Source data:
▬▬▬▬▬▬
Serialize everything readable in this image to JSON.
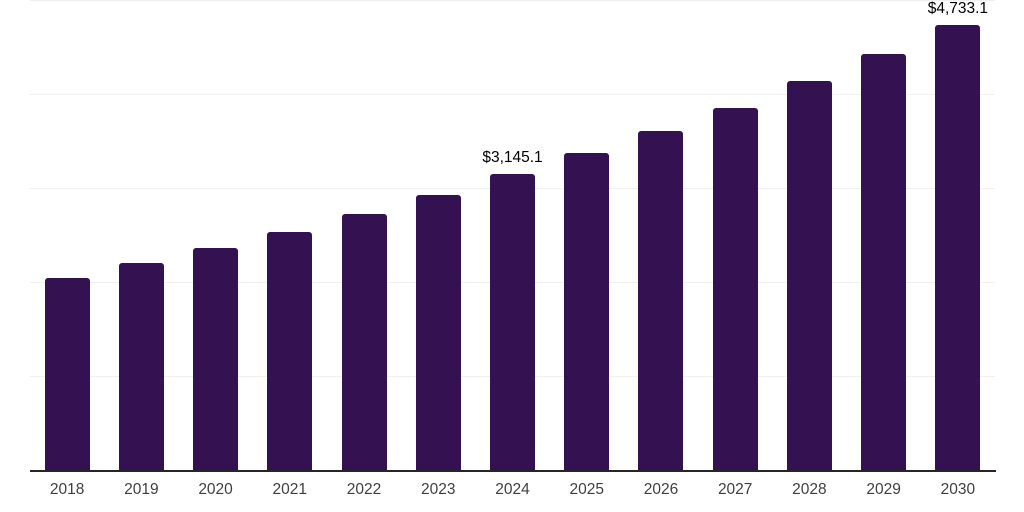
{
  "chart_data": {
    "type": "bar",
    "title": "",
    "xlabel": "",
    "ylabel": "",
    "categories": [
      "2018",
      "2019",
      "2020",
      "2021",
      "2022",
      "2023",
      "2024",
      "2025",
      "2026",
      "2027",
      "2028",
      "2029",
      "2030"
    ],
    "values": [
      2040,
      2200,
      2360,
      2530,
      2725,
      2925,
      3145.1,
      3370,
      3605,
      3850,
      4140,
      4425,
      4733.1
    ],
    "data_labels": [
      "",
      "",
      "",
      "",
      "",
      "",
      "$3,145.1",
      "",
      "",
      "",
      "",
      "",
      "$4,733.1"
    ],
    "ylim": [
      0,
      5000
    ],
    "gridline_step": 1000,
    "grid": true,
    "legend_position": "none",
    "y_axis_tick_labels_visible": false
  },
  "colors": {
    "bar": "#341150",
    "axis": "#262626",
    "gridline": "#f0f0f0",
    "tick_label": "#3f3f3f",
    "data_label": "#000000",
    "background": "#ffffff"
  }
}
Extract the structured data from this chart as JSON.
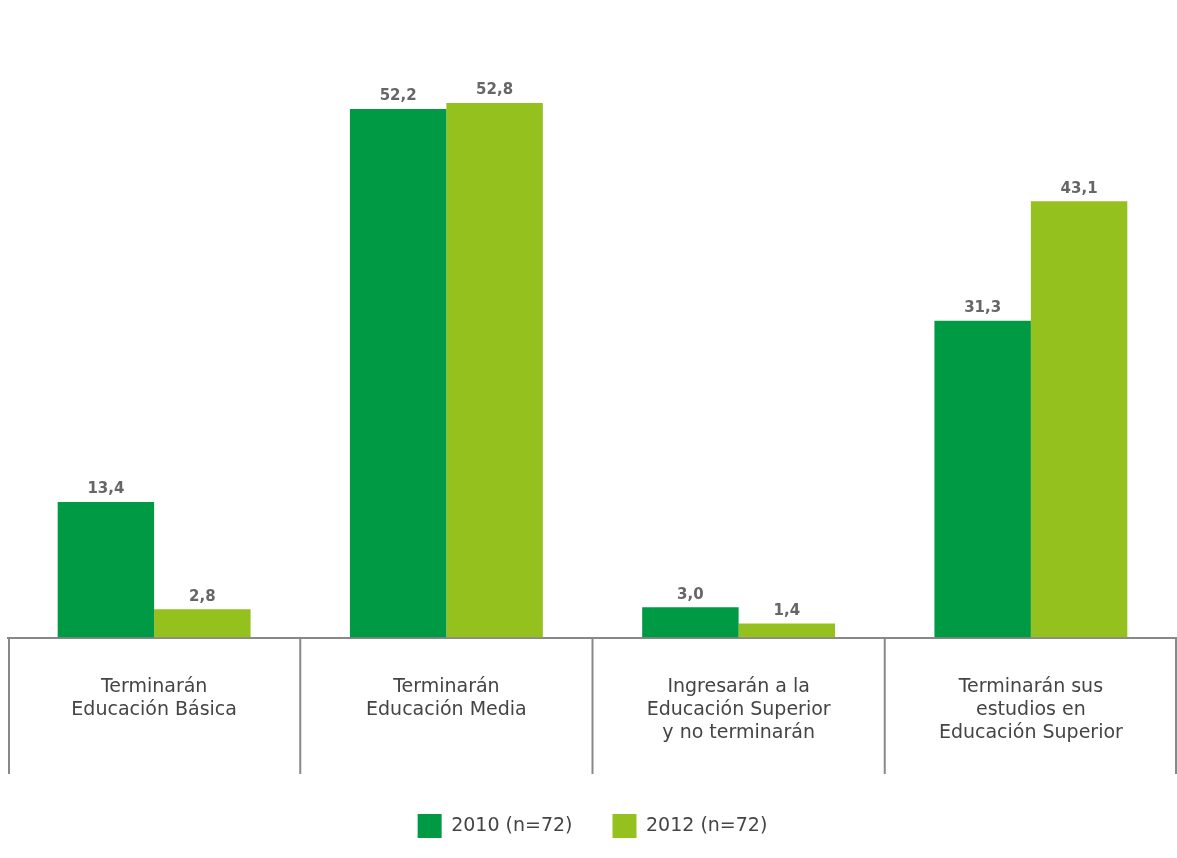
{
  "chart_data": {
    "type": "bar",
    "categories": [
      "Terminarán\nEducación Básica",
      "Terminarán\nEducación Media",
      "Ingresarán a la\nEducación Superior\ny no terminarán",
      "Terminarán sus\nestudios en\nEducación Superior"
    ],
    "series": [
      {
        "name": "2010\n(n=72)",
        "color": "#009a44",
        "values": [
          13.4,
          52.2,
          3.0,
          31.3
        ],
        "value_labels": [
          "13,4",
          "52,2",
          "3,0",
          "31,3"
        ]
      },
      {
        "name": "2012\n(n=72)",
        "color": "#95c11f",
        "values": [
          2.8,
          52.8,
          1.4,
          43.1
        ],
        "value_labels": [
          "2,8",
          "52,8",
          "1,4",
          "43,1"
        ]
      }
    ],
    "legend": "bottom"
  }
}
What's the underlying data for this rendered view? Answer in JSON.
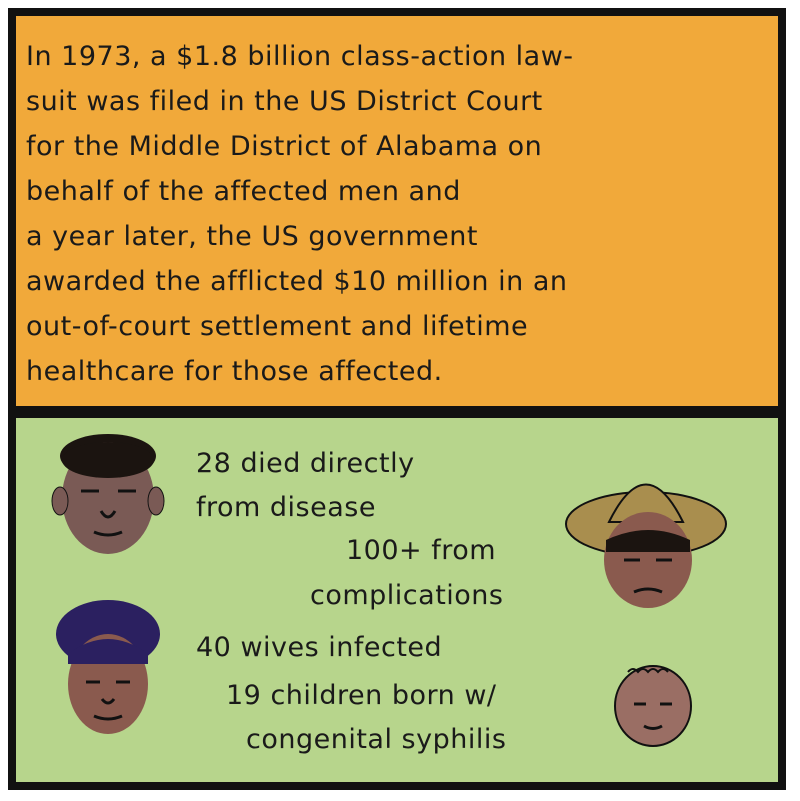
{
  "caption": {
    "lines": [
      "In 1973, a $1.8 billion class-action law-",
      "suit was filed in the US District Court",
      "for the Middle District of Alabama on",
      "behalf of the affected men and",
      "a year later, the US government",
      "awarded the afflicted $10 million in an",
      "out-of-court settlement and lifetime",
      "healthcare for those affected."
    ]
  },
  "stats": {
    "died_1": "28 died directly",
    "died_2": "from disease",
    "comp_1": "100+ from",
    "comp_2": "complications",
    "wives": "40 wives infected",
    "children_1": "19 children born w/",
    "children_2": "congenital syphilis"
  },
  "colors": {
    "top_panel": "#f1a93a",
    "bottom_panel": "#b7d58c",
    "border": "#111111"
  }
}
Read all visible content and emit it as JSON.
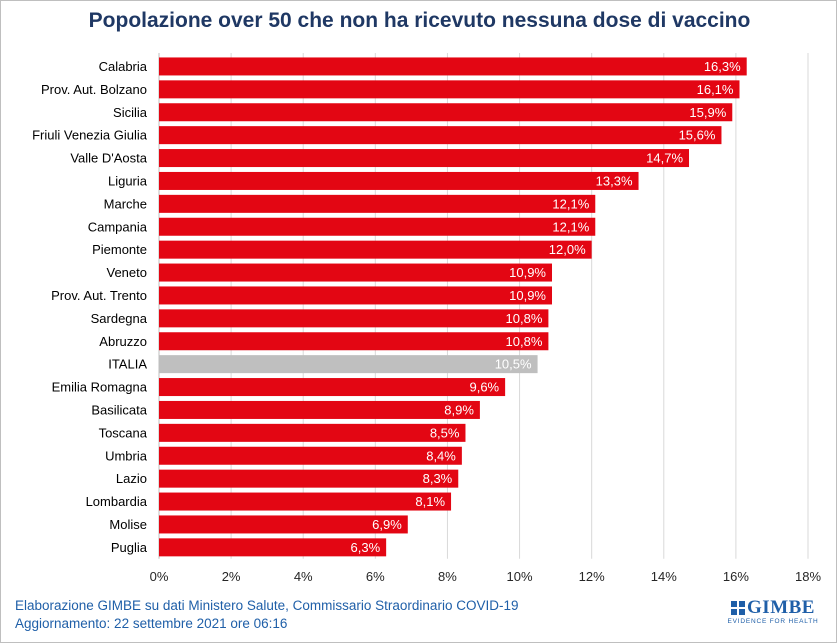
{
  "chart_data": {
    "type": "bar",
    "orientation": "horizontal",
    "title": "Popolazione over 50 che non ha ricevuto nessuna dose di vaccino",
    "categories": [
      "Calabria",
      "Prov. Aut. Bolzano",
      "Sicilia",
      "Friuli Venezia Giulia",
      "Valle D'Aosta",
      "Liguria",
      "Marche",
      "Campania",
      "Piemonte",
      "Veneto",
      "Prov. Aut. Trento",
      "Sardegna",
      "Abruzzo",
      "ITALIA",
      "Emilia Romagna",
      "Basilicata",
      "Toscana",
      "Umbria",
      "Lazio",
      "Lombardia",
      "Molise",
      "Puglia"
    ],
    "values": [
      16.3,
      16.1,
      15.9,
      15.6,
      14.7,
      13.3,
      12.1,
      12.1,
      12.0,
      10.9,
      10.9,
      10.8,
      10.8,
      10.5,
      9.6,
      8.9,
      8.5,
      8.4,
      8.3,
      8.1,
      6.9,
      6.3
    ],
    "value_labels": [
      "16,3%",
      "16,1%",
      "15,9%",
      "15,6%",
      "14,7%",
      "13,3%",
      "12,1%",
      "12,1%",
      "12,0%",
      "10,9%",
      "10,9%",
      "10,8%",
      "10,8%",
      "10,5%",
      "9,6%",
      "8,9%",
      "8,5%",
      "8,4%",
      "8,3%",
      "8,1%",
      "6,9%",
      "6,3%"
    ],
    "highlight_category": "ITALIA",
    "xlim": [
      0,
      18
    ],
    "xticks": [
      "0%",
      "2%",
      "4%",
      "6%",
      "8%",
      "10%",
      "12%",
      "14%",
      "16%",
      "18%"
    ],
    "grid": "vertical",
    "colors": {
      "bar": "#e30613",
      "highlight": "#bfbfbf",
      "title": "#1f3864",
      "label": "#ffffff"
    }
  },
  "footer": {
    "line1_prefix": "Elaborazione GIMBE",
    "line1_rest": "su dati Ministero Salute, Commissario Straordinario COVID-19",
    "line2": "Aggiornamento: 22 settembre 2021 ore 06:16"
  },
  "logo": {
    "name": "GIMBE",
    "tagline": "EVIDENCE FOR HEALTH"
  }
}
▬▬▬▬▬▬
To be done: Restate the data above exactly, stripping out each image.

Task answer:
Serialize everything readable in this image to JSON.
{
  "chart_data": {
    "type": "bar",
    "title": "",
    "xlabel": "",
    "ylabel": "",
    "categories": [
      "2018",
      "2019",
      "2020",
      "2021",
      "2022",
      "2023",
      "2024",
      "2025",
      "2026",
      "2027",
      "2028",
      "2029",
      "2030"
    ],
    "values": [
      2040,
      2200,
      2360,
      2530,
      2725,
      2925,
      3145.1,
      3370,
      3605,
      3850,
      4140,
      4425,
      4733.1
    ],
    "data_labels": [
      "",
      "",
      "",
      "",
      "",
      "",
      "$3,145.1",
      "",
      "",
      "",
      "",
      "",
      "$4,733.1"
    ],
    "ylim": [
      0,
      5000
    ],
    "gridline_step": 1000,
    "grid": true,
    "legend_position": "none",
    "y_axis_tick_labels_visible": false
  },
  "colors": {
    "bar": "#341150",
    "axis": "#262626",
    "gridline": "#f0f0f0",
    "tick_label": "#3f3f3f",
    "data_label": "#000000",
    "background": "#ffffff"
  }
}
Extract the structured data from this chart as JSON.
{
  "chart_data": {
    "type": "bar",
    "categories": [
      "Terminarán\nEducación Básica",
      "Terminarán\nEducación Media",
      "Ingresarán a la\nEducación Superior\ny no terminarán",
      "Terminarán sus\nestudios en\nEducación Superior"
    ],
    "series": [
      {
        "name": "2010\n(n=72)",
        "color": "#009a44",
        "values": [
          13.4,
          52.2,
          3.0,
          31.3
        ],
        "value_labels": [
          "13,4",
          "52,2",
          "3,0",
          "31,3"
        ]
      },
      {
        "name": "2012\n(n=72)",
        "color": "#95c11f",
        "values": [
          2.8,
          52.8,
          1.4,
          43.1
        ],
        "value_labels": [
          "2,8",
          "52,8",
          "1,4",
          "43,1"
        ]
      }
    ],
    "legend": "bottom"
  }
}
What's the underlying data for this rendered view? Answer in JSON.
{
  "caption": {
    "lines": [
      "In 1973, a $1.8 billion class-action law-",
      "suit was filed in the US District Court",
      "for the Middle District of Alabama on",
      "behalf of the affected men and",
      "a year later, the US government",
      "awarded the afflicted $10 million in an",
      "out-of-court settlement and lifetime",
      "healthcare for those affected."
    ]
  },
  "stats": {
    "died_1": "28 died directly",
    "died_2": "from disease",
    "comp_1": "100+ from",
    "comp_2": "complications",
    "wives": "40 wives infected",
    "children_1": "19 children born w/",
    "children_2": "congenital syphilis"
  },
  "colors": {
    "top_panel": "#f1a93a",
    "bottom_panel": "#b7d58c",
    "border": "#111111"
  }
}
Read all visible content and emit it as JSON.
{
  "chart_data": {
    "type": "bar",
    "orientation": "horizontal",
    "title": "Popolazione over 50 che non ha ricevuto nessuna dose di vaccino",
    "categories": [
      "Calabria",
      "Prov. Aut. Bolzano",
      "Sicilia",
      "Friuli Venezia Giulia",
      "Valle D'Aosta",
      "Liguria",
      "Marche",
      "Campania",
      "Piemonte",
      "Veneto",
      "Prov. Aut. Trento",
      "Sardegna",
      "Abruzzo",
      "ITALIA",
      "Emilia Romagna",
      "Basilicata",
      "Toscana",
      "Umbria",
      "Lazio",
      "Lombardia",
      "Molise",
      "Puglia"
    ],
    "values": [
      16.3,
      16.1,
      15.9,
      15.6,
      14.7,
      13.3,
      12.1,
      12.1,
      12.0,
      10.9,
      10.9,
      10.8,
      10.8,
      10.5,
      9.6,
      8.9,
      8.5,
      8.4,
      8.3,
      8.1,
      6.9,
      6.3
    ],
    "value_labels": [
      "16,3%",
      "16,1%",
      "15,9%",
      "15,6%",
      "14,7%",
      "13,3%",
      "12,1%",
      "12,1%",
      "12,0%",
      "10,9%",
      "10,9%",
      "10,8%",
      "10,8%",
      "10,5%",
      "9,6%",
      "8,9%",
      "8,5%",
      "8,4%",
      "8,3%",
      "8,1%",
      "6,9%",
      "6,3%"
    ],
    "highlight_category": "ITALIA",
    "xlim": [
      0,
      18
    ],
    "xticks": [
      "0%",
      "2%",
      "4%",
      "6%",
      "8%",
      "10%",
      "12%",
      "14%",
      "16%",
      "18%"
    ],
    "grid": "vertical",
    "colors": {
      "bar": "#e30613",
      "highlight": "#bfbfbf",
      "title": "#1f3864",
      "label": "#ffffff"
    }
  },
  "footer": {
    "line1_prefix": "Elaborazione GIMBE",
    "line1_rest": "su dati Ministero Salute, Commissario Straordinario COVID-19",
    "line2": "Aggiornamento: 22 settembre 2021 ore 06:16"
  },
  "logo": {
    "name": "GIMBE",
    "tagline": "EVIDENCE FOR HEALTH"
  }
}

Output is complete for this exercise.